>>>>

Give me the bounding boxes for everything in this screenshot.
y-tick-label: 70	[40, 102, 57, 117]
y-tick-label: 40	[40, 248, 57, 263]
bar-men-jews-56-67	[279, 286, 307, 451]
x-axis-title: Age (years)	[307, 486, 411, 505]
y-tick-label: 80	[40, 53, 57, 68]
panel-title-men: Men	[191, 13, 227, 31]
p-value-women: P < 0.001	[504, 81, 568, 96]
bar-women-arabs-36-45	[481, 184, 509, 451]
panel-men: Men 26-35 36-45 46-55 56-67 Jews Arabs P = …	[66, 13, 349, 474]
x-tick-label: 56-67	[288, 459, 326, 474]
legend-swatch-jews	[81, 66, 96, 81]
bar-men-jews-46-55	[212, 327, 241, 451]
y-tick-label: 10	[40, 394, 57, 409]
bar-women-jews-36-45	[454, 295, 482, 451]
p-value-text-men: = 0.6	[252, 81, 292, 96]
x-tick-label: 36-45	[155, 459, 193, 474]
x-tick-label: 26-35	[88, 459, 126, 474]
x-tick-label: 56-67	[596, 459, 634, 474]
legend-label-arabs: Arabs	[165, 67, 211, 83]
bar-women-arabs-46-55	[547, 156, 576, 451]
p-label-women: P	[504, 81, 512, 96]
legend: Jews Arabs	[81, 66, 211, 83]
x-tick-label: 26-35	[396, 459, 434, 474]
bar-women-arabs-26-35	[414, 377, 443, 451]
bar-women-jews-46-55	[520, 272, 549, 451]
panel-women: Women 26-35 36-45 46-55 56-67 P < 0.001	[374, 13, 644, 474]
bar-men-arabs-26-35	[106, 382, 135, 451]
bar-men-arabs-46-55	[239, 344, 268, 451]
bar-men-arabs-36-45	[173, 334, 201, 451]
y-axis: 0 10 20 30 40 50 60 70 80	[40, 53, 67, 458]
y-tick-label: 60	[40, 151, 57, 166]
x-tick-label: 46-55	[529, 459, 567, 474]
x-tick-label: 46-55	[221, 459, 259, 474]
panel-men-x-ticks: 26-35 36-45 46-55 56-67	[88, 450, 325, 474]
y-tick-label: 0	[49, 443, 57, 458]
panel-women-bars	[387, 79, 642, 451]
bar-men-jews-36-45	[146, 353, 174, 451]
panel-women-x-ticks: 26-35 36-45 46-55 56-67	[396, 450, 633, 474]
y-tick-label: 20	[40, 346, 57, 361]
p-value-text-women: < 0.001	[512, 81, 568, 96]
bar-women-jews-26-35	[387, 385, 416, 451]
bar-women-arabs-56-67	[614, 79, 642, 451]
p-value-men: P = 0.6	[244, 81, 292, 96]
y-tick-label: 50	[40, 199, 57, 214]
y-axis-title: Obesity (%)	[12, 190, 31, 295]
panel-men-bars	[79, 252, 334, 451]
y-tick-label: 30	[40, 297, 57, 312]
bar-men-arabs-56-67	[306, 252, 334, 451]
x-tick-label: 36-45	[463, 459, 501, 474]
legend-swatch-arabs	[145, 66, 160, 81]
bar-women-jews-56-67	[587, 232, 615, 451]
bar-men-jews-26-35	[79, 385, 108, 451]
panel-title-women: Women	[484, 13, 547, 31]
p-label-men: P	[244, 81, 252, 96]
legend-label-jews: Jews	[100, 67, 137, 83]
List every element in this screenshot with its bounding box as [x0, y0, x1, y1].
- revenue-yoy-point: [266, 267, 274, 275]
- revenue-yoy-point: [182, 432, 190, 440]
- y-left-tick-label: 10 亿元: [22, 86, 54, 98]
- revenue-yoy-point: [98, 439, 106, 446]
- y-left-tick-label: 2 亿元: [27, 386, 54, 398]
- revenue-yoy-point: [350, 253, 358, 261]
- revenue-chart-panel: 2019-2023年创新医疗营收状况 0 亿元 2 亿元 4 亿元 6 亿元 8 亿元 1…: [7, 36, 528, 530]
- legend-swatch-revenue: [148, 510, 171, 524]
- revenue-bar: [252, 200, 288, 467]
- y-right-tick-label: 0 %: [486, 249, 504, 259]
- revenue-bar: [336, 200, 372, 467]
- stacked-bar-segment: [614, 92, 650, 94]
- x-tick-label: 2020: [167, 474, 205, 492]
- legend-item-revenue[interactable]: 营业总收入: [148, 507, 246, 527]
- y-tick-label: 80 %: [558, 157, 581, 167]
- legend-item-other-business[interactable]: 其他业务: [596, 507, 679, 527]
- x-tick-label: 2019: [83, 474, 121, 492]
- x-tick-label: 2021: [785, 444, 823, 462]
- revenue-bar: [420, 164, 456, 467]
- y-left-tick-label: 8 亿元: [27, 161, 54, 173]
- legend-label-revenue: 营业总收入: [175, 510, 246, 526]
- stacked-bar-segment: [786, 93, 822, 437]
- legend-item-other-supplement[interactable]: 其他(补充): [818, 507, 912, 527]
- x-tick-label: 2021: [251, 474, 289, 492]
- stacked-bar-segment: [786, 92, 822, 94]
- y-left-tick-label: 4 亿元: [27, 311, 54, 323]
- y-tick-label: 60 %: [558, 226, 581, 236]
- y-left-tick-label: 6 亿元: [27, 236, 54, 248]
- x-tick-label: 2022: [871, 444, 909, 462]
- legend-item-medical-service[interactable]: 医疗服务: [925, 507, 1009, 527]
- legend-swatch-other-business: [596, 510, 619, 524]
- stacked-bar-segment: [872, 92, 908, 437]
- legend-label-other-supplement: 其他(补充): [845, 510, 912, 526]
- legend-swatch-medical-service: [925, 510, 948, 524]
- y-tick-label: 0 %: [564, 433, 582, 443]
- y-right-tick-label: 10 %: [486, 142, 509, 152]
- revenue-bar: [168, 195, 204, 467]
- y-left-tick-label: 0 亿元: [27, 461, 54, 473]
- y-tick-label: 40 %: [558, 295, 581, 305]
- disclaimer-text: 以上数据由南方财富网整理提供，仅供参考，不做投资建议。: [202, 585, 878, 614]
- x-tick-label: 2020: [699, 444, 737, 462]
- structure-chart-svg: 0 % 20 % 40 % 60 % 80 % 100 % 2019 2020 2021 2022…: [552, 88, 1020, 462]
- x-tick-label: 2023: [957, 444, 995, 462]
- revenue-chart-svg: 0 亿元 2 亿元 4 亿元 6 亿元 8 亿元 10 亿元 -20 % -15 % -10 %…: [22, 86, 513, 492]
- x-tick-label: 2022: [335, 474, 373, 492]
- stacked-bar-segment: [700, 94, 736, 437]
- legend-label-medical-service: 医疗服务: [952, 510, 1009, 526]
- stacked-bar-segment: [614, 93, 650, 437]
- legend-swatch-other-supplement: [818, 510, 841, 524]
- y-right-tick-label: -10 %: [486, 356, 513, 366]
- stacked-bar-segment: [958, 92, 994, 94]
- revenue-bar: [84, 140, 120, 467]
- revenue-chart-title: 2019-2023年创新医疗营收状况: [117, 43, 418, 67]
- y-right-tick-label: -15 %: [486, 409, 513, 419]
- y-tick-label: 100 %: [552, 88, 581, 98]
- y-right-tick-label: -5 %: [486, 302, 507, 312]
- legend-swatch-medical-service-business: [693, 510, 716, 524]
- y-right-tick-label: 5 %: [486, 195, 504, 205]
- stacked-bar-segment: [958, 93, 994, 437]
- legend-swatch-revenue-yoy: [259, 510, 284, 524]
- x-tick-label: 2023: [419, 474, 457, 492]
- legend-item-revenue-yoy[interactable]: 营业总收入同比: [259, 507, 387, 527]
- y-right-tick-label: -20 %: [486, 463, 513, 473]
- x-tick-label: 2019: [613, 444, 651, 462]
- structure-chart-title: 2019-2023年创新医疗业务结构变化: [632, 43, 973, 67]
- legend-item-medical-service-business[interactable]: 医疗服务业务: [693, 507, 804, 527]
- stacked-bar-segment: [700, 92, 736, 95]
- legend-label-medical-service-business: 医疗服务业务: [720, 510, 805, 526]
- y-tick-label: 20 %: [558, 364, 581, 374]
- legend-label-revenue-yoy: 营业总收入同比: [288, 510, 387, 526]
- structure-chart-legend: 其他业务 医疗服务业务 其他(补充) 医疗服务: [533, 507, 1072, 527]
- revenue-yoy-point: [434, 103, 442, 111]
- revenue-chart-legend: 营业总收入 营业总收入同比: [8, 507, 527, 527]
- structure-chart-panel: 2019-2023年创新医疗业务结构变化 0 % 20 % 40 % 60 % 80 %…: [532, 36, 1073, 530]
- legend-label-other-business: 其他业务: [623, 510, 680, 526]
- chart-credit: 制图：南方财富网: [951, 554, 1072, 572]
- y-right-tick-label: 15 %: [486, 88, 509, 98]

<<<<

● YOUR INSTRUCTIONS: Please rewrite the records from the start up to and including the line with "459, 567, 474]", replacing "bar" with "column" and leaving everything else unchanged.

● EXERCISE RESPONSE:
Give me the bounding boxes for everything in this screenshot.
y-tick-label: 70	[40, 102, 57, 117]
y-tick-label: 40	[40, 248, 57, 263]
column-men-jews-56-67	[279, 286, 307, 451]
x-axis-title: Age (years)	[307, 486, 411, 505]
y-tick-label: 80	[40, 53, 57, 68]
panel-title-men: Men	[191, 13, 227, 31]
p-value-women: P < 0.001	[504, 81, 568, 96]
column-women-arabs-36-45	[481, 184, 509, 451]
panel-men: Men 26-35 36-45 46-55 56-67 Jews Arabs P = …	[66, 13, 349, 474]
x-tick-label: 56-67	[288, 459, 326, 474]
legend-swatch-jews	[81, 66, 96, 81]
column-men-jews-46-55	[212, 327, 241, 451]
y-tick-label: 10	[40, 394, 57, 409]
column-women-jews-36-45	[454, 295, 482, 451]
p-value-text-men: = 0.6	[252, 81, 292, 96]
x-tick-label: 36-45	[155, 459, 193, 474]
x-tick-label: 26-35	[88, 459, 126, 474]
x-tick-label: 56-67	[596, 459, 634, 474]
legend-label-arabs: Arabs	[165, 67, 211, 83]
column-women-arabs-46-55	[547, 156, 576, 451]
p-label-women: P	[504, 81, 512, 96]
legend: Jews Arabs	[81, 66, 211, 83]
x-tick-label: 26-35	[396, 459, 434, 474]
column-women-arabs-26-35	[414, 377, 443, 451]
column-women-jews-46-55	[520, 272, 549, 451]
panel-women: Women 26-35 36-45 46-55 56-67 P < 0.001	[374, 13, 644, 474]
column-men-arabs-26-35	[106, 382, 135, 451]
column-men-arabs-46-55	[239, 344, 268, 451]
column-men-arabs-36-45	[173, 334, 201, 451]
y-axis: 0 10 20 30 40 50 60 70 80	[40, 53, 67, 458]
y-tick-label: 60	[40, 151, 57, 166]
x-tick-label: 46-55	[529, 459, 567, 474]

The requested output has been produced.